Dataset records
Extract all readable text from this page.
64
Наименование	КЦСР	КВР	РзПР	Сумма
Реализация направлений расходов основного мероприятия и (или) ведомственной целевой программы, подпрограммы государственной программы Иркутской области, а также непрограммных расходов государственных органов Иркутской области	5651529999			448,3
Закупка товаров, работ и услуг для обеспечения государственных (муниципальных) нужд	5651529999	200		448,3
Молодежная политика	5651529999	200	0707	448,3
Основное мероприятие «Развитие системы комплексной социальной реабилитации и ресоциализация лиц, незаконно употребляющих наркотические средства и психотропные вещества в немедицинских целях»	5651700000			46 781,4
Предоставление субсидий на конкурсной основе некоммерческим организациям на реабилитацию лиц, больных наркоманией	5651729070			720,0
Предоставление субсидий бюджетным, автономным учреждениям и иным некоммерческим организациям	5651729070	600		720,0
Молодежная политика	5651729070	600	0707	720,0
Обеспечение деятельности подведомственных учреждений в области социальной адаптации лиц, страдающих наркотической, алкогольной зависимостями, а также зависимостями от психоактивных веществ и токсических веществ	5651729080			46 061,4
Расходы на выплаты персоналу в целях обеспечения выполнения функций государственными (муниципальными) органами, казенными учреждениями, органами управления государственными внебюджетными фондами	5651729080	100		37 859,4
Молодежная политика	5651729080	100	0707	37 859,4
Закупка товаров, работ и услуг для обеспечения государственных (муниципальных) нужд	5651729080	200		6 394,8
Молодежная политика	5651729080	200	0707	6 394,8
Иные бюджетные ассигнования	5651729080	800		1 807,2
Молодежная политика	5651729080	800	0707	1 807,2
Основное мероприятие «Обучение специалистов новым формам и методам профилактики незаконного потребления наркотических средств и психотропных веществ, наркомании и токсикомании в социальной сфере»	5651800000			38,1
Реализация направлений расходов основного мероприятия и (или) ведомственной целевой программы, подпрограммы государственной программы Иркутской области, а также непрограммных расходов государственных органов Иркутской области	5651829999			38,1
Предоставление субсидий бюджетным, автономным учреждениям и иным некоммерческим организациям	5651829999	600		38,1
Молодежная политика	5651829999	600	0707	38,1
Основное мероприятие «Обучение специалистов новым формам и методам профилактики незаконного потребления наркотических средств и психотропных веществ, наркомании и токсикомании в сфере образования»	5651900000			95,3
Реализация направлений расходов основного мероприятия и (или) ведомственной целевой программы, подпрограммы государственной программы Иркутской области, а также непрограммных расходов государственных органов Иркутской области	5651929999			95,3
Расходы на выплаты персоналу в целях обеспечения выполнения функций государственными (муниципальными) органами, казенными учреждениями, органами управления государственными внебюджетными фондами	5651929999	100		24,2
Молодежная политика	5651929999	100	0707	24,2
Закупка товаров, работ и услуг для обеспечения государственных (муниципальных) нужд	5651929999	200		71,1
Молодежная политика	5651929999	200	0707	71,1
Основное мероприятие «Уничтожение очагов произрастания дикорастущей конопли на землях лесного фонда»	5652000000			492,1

Goal
Tally the lines of the records holding the word "Молодежная", then state only the tally.

Answer to the task
8